Task prompt:
Copy out every line of the records where the string "点运动到" occurs.

Dataset entries
┄┄┄┄┄┄┄┄┄┄┄┄┄┄┄┄┄┄┄┄
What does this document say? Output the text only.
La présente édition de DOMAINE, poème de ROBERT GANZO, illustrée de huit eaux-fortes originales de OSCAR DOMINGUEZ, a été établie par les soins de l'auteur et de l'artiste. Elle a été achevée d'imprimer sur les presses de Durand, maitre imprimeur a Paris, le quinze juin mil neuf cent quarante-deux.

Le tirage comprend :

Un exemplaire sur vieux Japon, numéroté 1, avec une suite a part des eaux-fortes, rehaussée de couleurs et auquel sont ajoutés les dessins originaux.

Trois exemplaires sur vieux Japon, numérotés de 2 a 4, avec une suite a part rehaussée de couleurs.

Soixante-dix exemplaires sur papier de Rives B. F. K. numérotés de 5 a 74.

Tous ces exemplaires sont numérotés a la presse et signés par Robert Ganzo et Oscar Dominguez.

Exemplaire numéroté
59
┄┄┄┄┄┄┄┄┄┄┄┄┄┄┄┄┄┄┄┄
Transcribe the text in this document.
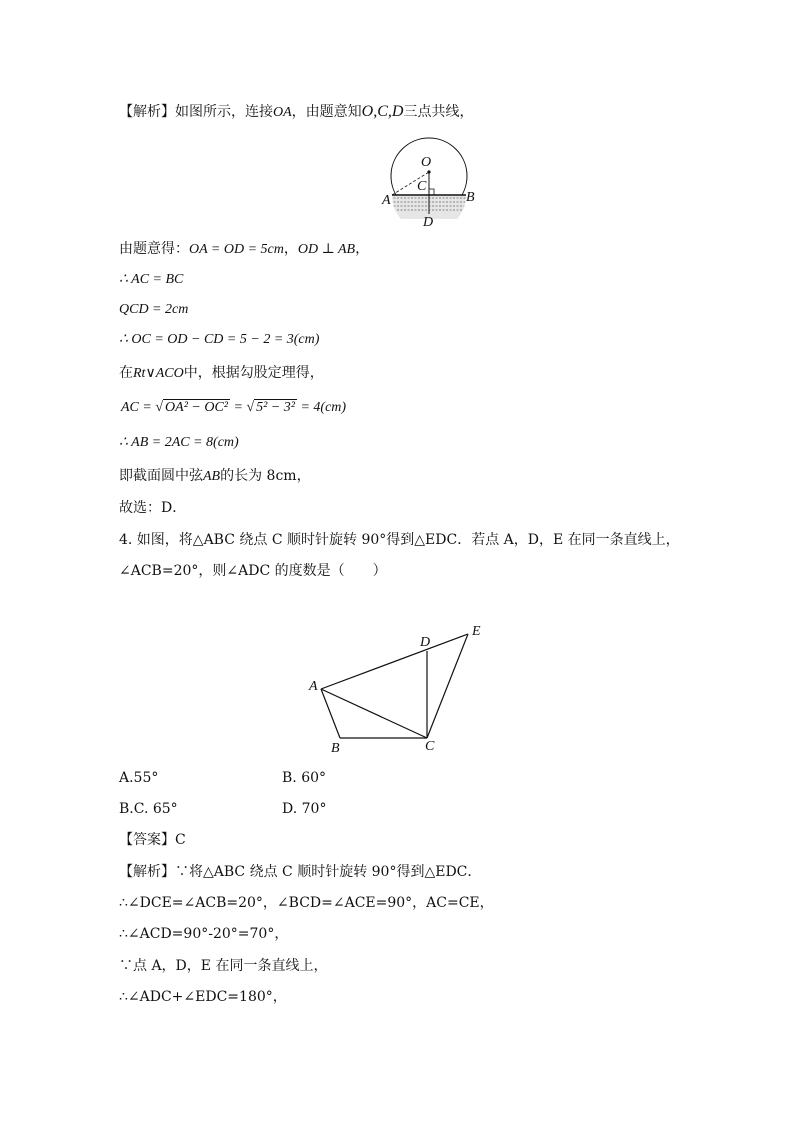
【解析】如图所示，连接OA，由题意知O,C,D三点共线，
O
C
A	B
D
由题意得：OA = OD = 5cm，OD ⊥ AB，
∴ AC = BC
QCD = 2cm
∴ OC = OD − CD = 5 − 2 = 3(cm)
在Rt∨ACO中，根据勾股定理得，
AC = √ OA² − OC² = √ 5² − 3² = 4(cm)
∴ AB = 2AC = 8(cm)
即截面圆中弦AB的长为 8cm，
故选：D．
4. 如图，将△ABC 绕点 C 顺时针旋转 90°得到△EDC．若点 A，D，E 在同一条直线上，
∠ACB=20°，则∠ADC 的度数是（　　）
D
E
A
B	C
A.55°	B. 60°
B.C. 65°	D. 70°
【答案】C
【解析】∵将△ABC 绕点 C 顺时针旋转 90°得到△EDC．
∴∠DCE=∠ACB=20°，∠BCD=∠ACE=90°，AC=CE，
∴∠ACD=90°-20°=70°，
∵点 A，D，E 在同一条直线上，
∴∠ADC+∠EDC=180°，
┄┄┄┄┄┄┄┄┄┄┄┄┄┄┄┄┄┄┄┄
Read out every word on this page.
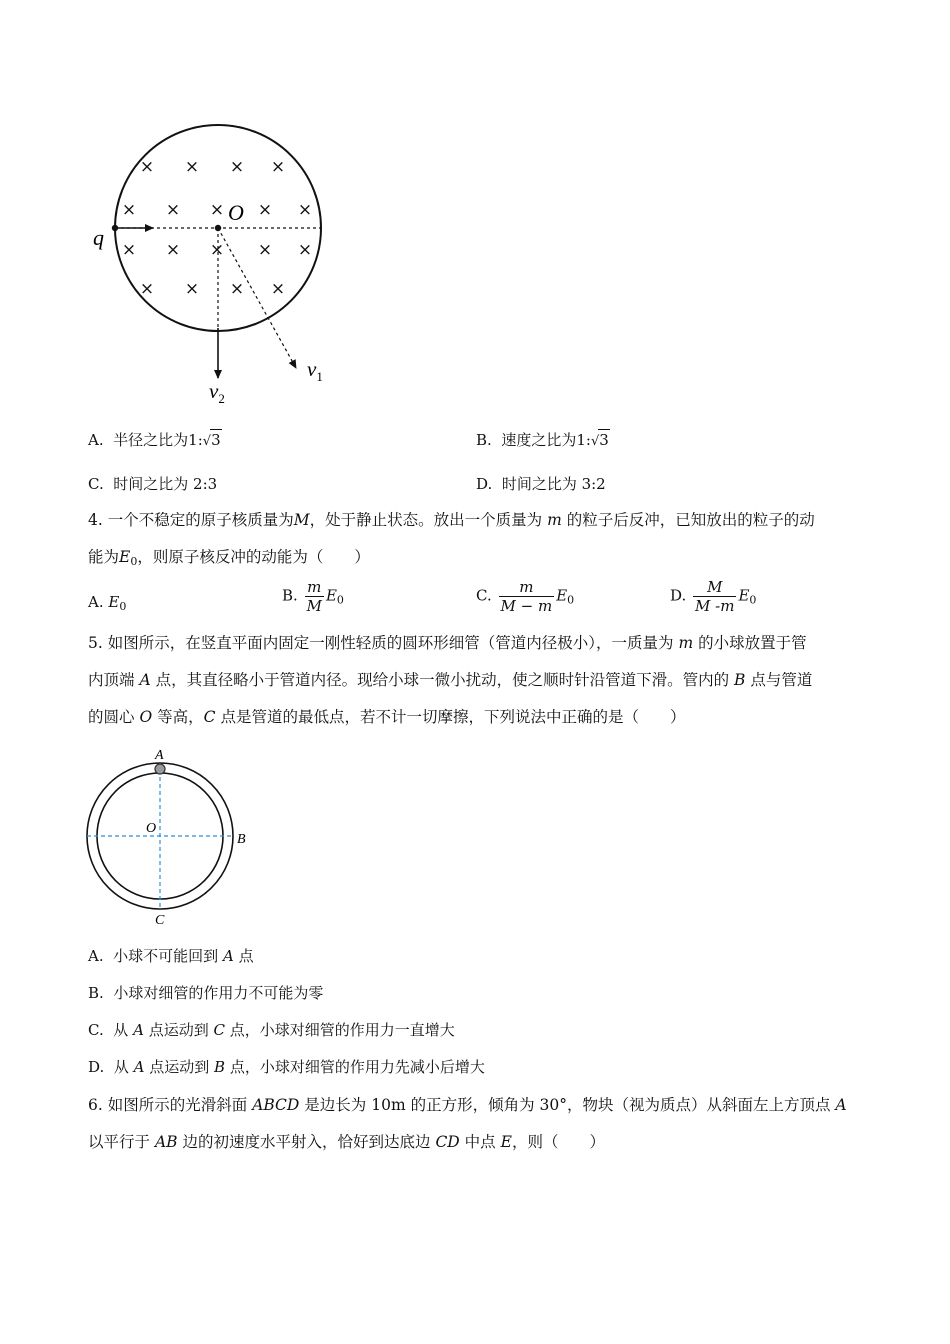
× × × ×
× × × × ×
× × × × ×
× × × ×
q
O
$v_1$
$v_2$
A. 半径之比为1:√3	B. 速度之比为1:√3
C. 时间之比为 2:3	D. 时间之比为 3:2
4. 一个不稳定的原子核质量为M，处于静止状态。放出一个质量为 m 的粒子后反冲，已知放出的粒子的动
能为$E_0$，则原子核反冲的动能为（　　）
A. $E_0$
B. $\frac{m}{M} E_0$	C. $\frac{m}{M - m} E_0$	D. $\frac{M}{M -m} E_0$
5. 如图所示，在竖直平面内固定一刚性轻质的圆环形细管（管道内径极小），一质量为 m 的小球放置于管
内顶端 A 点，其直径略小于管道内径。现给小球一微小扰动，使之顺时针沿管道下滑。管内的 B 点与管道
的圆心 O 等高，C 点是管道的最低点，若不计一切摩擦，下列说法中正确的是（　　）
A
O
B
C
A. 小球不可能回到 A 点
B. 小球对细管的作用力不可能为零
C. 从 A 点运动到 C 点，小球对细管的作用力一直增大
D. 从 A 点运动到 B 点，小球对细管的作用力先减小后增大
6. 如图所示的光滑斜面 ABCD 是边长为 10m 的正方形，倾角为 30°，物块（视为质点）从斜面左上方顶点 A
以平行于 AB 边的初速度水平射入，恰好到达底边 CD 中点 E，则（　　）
┄┄┄┄┄┄┄┄┄┄┄┄┄┄┄┄┄┄┄┄
Worked solution:
C. 从 A 点运动到 C 点，小球对细管的作用力一直增大
D. 从 A 点运动到 B 点，小球对细管的作用力先减小后增大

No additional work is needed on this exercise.